SUPPLIED TEXT:
>> Begin

BRINGING DEVELOPMENT BACK TO THE PEOPLE

 

EXECUTIVE SUMMARY

In her 2006 State of the Nation Address, President Gloria Macapagal-Arroyo unveiled the Super Regions, a development concept aimed at harnessing the natural competitive advantage/s of major areas of the country as well as that of knowledge and technology.   Five (5) distinct sub-economic regions of the country were formed - - the North Luzon Agribusiness Quadrangle, the Luzon Urban Beltway, Central Philippines Super Region, Mindanao Super Region, and the Cyber Corridor.  With these enlarged development areas, economic and market potentials are expected to be boosted beyond what each region can generate, with economies of scale, synergies and complementation serving as added attraction to investors, lenders and aid donors.  Through the Super Regions, development is being brought back to the people at a faster rate in terms of physical infrastructure, development of human capital and peaceful communities.  Billions of pesos are being invested in the Super Regions, a result of the country’s much improved fiscal situation and macroeconomic condition. 

At the same time, the government is making headway in the social payback of economic reforms.  The social payback of economic reforms is manifested in the government’s mantra to gain 8 blessings by the year 2008, or investing in people for 8 by '08.  The eight blessings are: job creation; stable cost of living: strong peso; more investments; pro-poor education; pro-poor hunger mitigation; housing, and health; green Philippines; and strong anti-terror.

A. ACHIEVED SUSTAINED ECONOMIC GROWTH

We have strong macroeconomic fundamentals. Economic indicators show a resilient and robust economy.

  • Gross domestic product (GDP) grew solidly at 6.9% in the first quarter of 2007, the highest growth achieved in 17 years, while Gross National Product (GNP) expanded by 6.6%.

 

  • Interest rates, as of May 2007, are at an all time low at 2.996%, making credit more affordable.
  • Increases in prices of goods and services have slowed down as inflation rate in the first semester of 2007 averaged at 2.6%, one of the lowest in recent years.

 

  • Overseas remittances are at record high levels. In May 2007, OFW remittances reached US$1.2 billion, the 13th straight month that remittances breached the US$1 billion mark.  Strong inflows from abroad boosted the country’s gross international reserves (GIR) to another all-time high of US $26.4 billion. 
  • We have lowered the fiscal deficit.

>> End

DATASET ROWS:
>> Begin

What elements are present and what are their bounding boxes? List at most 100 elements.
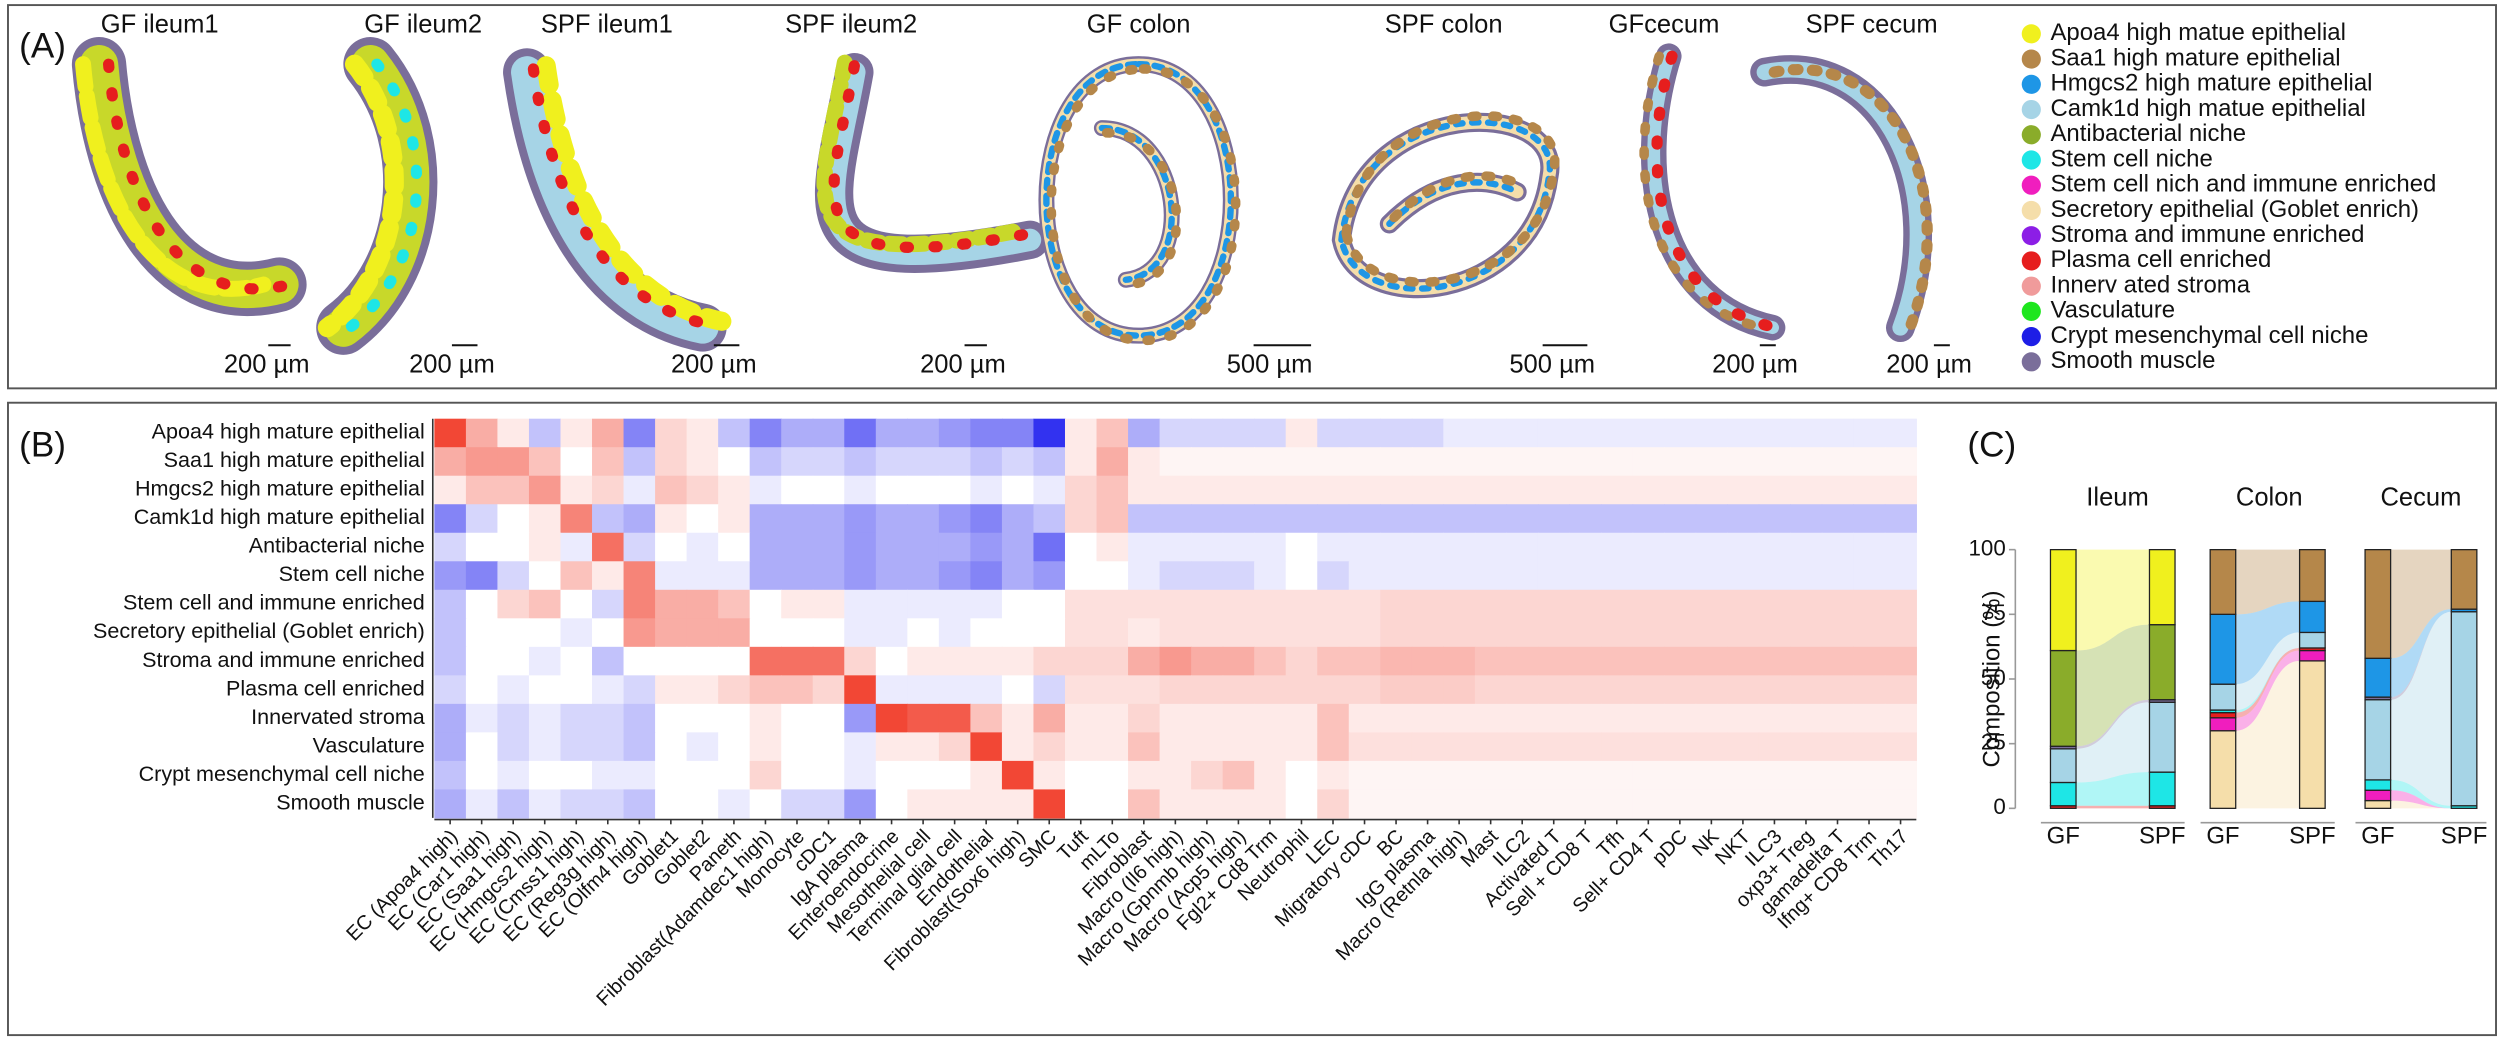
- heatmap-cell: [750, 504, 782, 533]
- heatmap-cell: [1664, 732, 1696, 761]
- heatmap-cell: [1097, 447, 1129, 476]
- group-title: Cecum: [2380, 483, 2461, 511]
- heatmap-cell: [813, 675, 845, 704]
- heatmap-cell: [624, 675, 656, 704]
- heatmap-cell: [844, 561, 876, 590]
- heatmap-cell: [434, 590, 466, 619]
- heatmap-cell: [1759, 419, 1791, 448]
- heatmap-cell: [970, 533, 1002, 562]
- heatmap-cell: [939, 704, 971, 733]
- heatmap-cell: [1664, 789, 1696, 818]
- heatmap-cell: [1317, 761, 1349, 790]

>> End

GIVEN INSTRUCTION:
Using the executive summary, answer each question briefly.
(a) How many sub-economic regions were formed under the Super Regions concept?
(b) What interest rate was reported as of May 2007?
(c) What all-time high did the country's gross international reserves reach?
Rely only on the executive summary and not on the data.

SOLUTION FOR THIS EXERCISE:
(a) Five
(b) 2.996%
(c) US$26.4 billion